Vorliegender Text =>
################

Mehrere Ökonomen haben die Forderung von AfD-Chefin Alice Weidel nach einem Ausstieg Deutschlands aus dem Euro scharf kritisiert.
„Die Vorstellung, Deutschland müsse nur zur D-Mark oder einer anderen nationalen Währung zurückkehren, damit es wirtschaftlich wieder so gut läuft wie früher, halte ich für rückwärtsgewandt und sie ist ökonomisch falsch“, sagte die Vorsitzende der Wirtschaftsweisen, Monika Schnitzer, dem „Handelsblatt“. Probleme wie die wachsende technologische Konkurrenz aus China, mangelnde Innovation oder der demografische Wandel ließen sich nicht durch einen Währungswechsel lösen.

################

Untersuchte Daten =>
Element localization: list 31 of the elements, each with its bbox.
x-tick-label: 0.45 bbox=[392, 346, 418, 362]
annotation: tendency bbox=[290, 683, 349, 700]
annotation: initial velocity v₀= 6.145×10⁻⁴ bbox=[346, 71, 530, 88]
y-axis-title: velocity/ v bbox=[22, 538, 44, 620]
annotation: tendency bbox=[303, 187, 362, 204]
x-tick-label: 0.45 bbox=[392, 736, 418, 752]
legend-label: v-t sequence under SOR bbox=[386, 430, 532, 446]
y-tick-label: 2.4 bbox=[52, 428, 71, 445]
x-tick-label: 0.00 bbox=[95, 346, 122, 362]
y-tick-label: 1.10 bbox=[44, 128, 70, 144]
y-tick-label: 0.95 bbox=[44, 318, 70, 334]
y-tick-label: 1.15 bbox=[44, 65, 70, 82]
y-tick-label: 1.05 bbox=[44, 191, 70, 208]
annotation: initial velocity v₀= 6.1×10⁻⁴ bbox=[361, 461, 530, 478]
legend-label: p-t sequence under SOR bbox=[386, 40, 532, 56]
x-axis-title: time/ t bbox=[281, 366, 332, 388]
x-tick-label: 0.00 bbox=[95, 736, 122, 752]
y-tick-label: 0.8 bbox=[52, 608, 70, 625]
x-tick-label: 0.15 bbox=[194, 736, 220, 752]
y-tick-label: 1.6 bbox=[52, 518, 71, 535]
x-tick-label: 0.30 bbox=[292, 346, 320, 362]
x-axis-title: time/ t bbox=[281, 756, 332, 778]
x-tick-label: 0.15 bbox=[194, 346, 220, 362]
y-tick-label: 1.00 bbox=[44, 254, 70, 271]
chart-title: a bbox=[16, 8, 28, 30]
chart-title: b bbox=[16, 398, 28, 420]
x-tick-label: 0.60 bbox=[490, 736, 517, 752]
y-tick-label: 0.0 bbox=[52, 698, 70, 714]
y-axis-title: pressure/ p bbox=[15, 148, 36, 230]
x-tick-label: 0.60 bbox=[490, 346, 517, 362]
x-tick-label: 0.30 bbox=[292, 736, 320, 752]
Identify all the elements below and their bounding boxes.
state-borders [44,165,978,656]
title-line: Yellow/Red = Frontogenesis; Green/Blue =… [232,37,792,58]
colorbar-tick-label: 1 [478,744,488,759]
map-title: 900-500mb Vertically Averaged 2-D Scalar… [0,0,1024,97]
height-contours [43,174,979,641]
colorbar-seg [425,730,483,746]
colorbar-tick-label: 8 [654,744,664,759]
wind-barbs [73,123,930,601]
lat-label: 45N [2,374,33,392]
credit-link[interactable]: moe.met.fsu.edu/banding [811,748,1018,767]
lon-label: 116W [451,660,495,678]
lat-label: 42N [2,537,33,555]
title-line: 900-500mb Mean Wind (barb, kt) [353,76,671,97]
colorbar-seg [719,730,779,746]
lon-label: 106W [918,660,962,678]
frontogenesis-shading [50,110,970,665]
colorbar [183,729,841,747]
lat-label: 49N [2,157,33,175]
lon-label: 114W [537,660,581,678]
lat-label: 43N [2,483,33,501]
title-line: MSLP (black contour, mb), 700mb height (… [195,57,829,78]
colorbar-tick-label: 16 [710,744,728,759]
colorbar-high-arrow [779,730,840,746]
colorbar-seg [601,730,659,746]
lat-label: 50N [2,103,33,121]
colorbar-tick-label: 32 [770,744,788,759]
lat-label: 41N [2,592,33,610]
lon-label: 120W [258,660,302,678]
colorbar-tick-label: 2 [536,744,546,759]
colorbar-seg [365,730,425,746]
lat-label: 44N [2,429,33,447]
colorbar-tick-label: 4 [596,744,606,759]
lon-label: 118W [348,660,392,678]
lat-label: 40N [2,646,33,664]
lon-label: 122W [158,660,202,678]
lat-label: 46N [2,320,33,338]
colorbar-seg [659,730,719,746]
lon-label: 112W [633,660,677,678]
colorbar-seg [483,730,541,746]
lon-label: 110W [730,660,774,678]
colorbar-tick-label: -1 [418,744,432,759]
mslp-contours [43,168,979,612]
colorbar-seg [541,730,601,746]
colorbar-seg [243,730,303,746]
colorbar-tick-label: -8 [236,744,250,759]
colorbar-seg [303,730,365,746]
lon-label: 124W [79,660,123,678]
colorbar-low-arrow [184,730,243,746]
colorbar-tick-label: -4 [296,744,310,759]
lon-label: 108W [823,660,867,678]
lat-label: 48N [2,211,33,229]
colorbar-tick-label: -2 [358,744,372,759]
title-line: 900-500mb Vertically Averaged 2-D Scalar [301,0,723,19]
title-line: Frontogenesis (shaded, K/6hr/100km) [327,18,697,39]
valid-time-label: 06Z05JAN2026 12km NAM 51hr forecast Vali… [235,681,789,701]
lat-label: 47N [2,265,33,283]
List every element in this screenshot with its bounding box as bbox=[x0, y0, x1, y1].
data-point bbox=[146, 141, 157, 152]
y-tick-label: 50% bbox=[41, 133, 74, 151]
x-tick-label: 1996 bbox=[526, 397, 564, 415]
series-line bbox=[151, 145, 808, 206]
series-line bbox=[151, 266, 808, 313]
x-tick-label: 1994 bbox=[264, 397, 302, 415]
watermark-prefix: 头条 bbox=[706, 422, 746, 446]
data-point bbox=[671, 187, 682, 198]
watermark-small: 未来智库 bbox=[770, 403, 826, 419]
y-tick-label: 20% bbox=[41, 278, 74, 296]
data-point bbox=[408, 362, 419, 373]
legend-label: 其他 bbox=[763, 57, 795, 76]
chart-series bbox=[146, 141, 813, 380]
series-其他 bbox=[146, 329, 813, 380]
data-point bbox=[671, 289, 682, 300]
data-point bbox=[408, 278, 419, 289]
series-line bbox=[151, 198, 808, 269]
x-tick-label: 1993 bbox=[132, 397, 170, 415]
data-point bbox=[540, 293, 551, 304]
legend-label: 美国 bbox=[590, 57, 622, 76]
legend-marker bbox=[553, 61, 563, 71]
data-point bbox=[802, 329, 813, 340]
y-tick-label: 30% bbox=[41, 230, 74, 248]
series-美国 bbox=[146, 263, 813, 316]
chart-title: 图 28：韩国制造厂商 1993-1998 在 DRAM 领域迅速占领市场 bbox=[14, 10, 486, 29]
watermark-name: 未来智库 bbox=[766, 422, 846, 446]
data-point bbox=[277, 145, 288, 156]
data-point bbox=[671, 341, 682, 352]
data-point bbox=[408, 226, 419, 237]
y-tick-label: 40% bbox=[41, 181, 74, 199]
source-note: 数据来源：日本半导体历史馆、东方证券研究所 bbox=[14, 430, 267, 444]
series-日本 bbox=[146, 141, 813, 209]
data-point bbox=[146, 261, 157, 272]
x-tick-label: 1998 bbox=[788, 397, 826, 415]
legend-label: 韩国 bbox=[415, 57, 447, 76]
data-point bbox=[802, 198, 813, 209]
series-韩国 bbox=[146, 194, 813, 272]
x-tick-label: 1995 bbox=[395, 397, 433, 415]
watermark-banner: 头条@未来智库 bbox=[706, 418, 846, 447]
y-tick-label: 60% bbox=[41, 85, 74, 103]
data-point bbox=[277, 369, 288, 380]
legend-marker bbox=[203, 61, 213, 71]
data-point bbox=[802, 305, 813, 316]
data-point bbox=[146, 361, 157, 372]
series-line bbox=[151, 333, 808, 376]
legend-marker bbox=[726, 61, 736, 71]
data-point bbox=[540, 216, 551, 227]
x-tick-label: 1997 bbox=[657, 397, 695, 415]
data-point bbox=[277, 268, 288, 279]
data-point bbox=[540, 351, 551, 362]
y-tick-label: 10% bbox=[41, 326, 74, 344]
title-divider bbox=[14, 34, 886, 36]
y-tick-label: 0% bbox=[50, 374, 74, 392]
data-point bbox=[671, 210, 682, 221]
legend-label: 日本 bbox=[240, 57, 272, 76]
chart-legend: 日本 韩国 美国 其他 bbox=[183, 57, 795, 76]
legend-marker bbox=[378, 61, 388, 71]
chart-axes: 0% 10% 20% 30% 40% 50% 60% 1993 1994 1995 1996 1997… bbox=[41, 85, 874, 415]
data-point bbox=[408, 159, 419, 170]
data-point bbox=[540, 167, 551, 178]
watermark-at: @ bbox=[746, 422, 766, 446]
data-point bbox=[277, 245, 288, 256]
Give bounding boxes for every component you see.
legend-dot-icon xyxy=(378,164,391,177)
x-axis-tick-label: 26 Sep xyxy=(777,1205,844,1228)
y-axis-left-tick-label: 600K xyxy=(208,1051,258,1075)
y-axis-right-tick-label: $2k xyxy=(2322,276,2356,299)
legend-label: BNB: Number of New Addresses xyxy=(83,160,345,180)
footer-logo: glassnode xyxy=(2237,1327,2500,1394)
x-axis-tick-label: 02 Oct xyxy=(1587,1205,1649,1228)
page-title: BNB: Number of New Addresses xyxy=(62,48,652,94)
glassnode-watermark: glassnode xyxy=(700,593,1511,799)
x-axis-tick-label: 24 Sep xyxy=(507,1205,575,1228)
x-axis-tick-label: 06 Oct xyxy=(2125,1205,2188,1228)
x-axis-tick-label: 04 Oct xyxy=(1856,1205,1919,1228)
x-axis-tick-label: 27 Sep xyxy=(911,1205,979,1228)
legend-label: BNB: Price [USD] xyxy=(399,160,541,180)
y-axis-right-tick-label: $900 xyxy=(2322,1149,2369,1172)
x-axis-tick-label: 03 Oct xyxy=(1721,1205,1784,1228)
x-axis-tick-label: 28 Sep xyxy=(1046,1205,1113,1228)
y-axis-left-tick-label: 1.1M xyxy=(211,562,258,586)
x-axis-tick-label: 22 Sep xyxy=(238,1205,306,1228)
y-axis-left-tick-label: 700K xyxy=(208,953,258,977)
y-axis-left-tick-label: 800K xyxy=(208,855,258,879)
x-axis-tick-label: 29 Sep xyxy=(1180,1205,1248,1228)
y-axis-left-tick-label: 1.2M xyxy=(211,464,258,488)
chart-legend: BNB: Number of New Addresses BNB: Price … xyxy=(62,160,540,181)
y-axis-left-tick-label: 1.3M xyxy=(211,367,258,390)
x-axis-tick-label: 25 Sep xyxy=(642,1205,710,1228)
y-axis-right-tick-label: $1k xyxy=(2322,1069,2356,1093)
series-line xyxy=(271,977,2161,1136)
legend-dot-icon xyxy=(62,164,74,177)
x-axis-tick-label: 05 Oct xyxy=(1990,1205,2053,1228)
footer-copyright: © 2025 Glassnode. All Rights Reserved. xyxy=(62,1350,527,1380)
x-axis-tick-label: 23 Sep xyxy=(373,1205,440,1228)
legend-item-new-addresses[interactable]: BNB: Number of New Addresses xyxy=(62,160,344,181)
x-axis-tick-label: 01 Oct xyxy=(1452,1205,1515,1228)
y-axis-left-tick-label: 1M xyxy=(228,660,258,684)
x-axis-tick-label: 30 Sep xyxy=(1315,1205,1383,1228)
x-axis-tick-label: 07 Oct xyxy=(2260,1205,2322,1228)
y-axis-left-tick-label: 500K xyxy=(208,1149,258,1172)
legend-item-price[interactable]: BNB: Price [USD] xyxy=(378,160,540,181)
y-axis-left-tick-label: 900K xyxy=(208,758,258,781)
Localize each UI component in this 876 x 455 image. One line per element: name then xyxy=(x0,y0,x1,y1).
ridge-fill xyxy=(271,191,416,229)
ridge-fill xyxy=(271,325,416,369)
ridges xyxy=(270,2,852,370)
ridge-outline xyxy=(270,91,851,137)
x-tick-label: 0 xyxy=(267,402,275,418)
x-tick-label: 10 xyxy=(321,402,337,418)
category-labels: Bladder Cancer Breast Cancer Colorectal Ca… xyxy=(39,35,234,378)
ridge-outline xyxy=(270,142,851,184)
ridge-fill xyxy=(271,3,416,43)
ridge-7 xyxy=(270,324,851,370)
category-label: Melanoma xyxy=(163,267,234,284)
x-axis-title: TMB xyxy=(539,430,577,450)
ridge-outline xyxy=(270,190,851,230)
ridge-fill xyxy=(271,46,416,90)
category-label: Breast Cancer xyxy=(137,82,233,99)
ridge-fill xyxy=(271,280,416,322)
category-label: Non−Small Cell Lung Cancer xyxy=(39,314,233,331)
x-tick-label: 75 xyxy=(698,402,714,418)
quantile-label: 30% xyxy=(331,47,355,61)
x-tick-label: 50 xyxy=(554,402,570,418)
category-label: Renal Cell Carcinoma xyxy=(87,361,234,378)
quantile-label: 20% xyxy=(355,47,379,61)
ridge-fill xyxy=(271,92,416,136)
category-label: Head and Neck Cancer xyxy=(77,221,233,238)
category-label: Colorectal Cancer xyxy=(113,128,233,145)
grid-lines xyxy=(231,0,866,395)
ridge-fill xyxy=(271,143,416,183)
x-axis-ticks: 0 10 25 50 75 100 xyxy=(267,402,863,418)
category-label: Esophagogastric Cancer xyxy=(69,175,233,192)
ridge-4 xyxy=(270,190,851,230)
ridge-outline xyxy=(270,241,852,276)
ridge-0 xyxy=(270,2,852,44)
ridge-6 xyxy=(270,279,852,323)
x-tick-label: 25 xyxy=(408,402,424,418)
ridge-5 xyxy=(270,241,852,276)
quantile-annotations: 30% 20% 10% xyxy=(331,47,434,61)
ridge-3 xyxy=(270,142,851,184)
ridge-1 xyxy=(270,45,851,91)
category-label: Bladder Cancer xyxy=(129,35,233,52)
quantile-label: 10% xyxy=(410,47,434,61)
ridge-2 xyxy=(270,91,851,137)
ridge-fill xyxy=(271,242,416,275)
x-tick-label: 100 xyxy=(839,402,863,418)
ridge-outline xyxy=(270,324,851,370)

################

Zu bearbeitende Aufgabe =>
Zitieren Sie aus dem Text zur Kritik am Euro-Ausstieg die Stelle, die bei den Worten „Mehrere Ökonomen haben“ einsetzt und nach „einen Währungswechsel lösen.“ endet.

Schriftliche Antwort =>
Mehrere Ökonomen haben die Forderung von AfD-Chefin Alice Weidel nach einem Ausstieg Deutschlands aus dem Euro scharf kritisiert.
„Die Vorstellung, Deutschland müsse nur zur D-Mark oder einer anderen nationalen Währung zurückkehren, damit es wirtschaftlich wieder so gut läuft wie früher, halte ich für rückwärtsgewandt und sie ist ökonomisch falsch“, sagte die Vorsitzende der Wirtschaftsweisen, Monika Schnitzer, dem „Handelsblatt“. Probleme wie die wachsende technologische Konkurrenz aus China, mangelnde Innovation oder der demografische Wandel ließen sich nicht durch einen Währungswechsel lösen.